◆ Material provided ◆
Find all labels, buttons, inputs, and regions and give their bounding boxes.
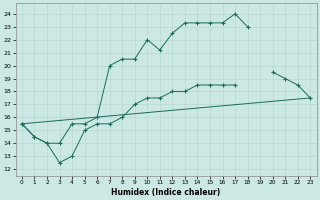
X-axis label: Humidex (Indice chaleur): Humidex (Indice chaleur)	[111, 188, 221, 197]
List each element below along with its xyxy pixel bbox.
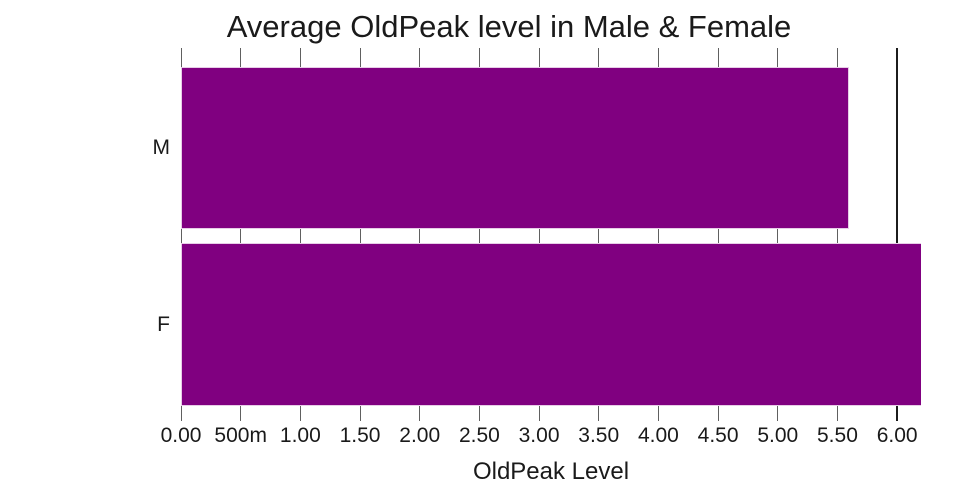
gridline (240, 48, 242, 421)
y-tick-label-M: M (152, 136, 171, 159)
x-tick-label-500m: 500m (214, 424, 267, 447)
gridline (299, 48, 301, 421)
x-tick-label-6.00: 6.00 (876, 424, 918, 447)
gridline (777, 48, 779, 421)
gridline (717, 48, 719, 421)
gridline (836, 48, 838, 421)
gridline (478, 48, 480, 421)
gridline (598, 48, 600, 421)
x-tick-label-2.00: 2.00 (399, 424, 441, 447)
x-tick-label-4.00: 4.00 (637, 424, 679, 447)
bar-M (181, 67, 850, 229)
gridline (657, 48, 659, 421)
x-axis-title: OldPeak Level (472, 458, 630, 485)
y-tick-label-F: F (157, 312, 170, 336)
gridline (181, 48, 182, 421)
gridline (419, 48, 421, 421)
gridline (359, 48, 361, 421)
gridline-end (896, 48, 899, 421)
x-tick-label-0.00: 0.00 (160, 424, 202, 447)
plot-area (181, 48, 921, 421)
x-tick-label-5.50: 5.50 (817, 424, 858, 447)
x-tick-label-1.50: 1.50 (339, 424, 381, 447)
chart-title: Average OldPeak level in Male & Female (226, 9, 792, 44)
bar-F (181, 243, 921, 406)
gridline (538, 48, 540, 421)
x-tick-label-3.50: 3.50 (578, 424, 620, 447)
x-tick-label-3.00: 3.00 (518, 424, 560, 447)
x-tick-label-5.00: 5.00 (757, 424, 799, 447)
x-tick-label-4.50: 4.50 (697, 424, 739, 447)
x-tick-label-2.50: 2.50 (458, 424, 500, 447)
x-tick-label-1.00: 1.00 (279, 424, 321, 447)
---
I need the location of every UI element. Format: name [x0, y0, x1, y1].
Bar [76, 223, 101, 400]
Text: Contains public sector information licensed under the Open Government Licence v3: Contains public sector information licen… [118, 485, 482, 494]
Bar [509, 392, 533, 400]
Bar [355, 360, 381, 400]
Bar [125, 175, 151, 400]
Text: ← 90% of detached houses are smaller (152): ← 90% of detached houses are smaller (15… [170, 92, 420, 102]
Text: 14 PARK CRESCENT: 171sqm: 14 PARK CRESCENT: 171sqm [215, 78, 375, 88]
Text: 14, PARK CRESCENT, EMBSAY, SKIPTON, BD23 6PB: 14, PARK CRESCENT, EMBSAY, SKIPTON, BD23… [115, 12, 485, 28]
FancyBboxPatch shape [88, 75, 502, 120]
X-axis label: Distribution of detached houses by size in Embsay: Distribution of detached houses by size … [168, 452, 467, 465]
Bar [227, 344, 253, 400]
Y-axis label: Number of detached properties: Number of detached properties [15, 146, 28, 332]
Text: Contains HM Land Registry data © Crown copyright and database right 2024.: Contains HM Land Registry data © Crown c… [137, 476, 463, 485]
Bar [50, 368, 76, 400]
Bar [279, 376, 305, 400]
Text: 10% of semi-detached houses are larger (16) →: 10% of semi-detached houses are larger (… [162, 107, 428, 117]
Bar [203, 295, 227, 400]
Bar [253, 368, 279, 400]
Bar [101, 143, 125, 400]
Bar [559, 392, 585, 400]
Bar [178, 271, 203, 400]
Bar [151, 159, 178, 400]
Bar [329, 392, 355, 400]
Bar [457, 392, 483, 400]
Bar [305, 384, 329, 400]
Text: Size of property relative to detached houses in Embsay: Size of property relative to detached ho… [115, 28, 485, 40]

◆ Task requirements ◆
Set down, word for word, every line of the records from the line with "Find all labels, buttons, inputs, and" to the line with "x-tick-label-1.00: 1.00 (279, 424, 321, 447)", including both of those lines. Leave the pictures out.

◆ Solution for this exercise ◆
Find all labels, buttons, inputs, and regions and give their bounding boxes.
X-axis label: Humidex (Indice chaleur): Humidex (Indice chaleur)	[111, 188, 221, 197]
List each element below along with its xyxy pixel bbox.
gridline (240, 48, 242, 421)
y-tick-label-M: M (152, 136, 171, 159)
x-tick-label-500m: 500m (214, 424, 267, 447)
gridline (299, 48, 301, 421)
x-tick-label-6.00: 6.00 (876, 424, 918, 447)
gridline (777, 48, 779, 421)
gridline (717, 48, 719, 421)
gridline (836, 48, 838, 421)
gridline (478, 48, 480, 421)
gridline (598, 48, 600, 421)
x-tick-label-2.00: 2.00 (399, 424, 441, 447)
x-tick-label-4.00: 4.00 (637, 424, 679, 447)
bar-M (181, 67, 850, 229)
gridline (657, 48, 659, 421)
x-axis-title: OldPeak Level (472, 458, 630, 485)
y-tick-label-F: F (157, 312, 170, 336)
gridline (181, 48, 182, 421)
gridline (419, 48, 421, 421)
gridline (359, 48, 361, 421)
gridline-end (896, 48, 899, 421)
x-tick-label-0.00: 0.00 (160, 424, 202, 447)
plot-area (181, 48, 921, 421)
x-tick-label-5.50: 5.50 (817, 424, 858, 447)
x-tick-label-1.50: 1.50 (339, 424, 381, 447)
chart-title: Average OldPeak level in Male & Female (226, 9, 792, 44)
bar-F (181, 243, 921, 406)
gridline (538, 48, 540, 421)
x-tick-label-3.50: 3.50 (578, 424, 620, 447)
x-tick-label-3.00: 3.00 (518, 424, 560, 447)
x-tick-label-5.00: 5.00 (757, 424, 799, 447)
x-tick-label-4.50: 4.50 (697, 424, 739, 447)
x-tick-label-2.50: 2.50 (458, 424, 500, 447)
x-tick-label-1.00: 1.00 (279, 424, 321, 447)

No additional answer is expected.